* START Data lines *

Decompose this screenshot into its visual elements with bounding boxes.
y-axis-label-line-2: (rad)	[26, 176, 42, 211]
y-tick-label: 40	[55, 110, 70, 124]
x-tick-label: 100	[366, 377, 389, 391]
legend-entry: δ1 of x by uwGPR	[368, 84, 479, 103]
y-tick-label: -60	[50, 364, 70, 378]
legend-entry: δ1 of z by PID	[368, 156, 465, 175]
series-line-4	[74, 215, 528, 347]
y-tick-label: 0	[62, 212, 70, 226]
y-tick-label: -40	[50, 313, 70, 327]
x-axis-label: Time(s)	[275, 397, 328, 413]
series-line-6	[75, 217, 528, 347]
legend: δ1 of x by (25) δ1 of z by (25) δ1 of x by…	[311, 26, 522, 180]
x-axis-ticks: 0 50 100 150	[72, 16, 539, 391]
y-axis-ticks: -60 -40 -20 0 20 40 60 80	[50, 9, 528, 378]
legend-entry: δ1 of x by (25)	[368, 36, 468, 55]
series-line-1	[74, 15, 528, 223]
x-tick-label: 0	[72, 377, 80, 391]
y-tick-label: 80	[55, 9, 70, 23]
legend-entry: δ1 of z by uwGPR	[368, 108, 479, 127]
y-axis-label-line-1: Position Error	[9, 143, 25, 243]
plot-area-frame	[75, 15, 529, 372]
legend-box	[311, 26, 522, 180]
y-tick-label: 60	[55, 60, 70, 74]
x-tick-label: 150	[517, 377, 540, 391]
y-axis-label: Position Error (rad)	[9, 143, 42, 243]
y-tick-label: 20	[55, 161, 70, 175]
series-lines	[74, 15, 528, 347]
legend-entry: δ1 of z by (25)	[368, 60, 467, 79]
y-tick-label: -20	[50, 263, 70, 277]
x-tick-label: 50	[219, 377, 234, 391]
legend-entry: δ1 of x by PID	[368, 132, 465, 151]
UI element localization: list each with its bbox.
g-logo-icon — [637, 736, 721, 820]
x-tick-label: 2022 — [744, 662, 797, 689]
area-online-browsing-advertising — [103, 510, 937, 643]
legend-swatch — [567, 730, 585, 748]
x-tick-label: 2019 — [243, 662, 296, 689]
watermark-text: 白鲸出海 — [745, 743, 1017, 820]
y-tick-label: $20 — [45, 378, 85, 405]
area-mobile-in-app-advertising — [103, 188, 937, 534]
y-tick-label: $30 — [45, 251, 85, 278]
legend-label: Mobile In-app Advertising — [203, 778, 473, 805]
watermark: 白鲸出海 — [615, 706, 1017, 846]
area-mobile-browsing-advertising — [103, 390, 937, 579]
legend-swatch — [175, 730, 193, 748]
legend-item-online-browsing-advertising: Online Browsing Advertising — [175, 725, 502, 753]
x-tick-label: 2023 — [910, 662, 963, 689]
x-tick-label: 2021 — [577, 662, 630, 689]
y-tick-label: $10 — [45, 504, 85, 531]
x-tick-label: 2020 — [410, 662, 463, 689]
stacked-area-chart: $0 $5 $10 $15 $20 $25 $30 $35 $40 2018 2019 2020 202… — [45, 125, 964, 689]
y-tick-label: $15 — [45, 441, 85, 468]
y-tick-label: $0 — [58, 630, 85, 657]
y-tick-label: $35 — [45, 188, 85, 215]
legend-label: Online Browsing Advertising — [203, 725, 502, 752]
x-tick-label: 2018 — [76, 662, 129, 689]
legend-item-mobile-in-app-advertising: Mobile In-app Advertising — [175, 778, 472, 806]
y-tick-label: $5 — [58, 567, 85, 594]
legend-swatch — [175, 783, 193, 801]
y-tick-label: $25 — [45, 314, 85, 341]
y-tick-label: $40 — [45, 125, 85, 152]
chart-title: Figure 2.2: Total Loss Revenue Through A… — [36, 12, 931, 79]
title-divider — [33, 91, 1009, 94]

* END Data lines *

= What you have to do =
Output the material as a numbered list, from its first line through the line containing "x-axis-ticks: 0 50", including both ends and omitting any blank lines.

= Task result =
1. Decompose this screenshot into its visual elements with bounding boxes.
2. y-axis-label-line-2: (rad)	[26, 176, 42, 211]
3. y-tick-label: 40	[55, 110, 70, 124]
4. x-tick-label: 100	[366, 377, 389, 391]
5. legend-entry: δ1 of x by uwGPR	[368, 84, 479, 103]
6. y-tick-label: -60	[50, 364, 70, 378]
7. legend-entry: δ1 of z by PID	[368, 156, 465, 175]
8. series-line-4	[74, 215, 528, 347]
9. y-tick-label: 0	[62, 212, 70, 226]
10. y-tick-label: -40	[50, 313, 70, 327]
11. x-axis-label: Time(s)	[275, 397, 328, 413]
12. series-line-6	[75, 217, 528, 347]
13. legend: δ1 of x by (25) δ1 of z by (25) δ1 of x by…	[311, 26, 522, 180]
14. x-axis-ticks: 0 50 100 150	[72, 16, 539, 391]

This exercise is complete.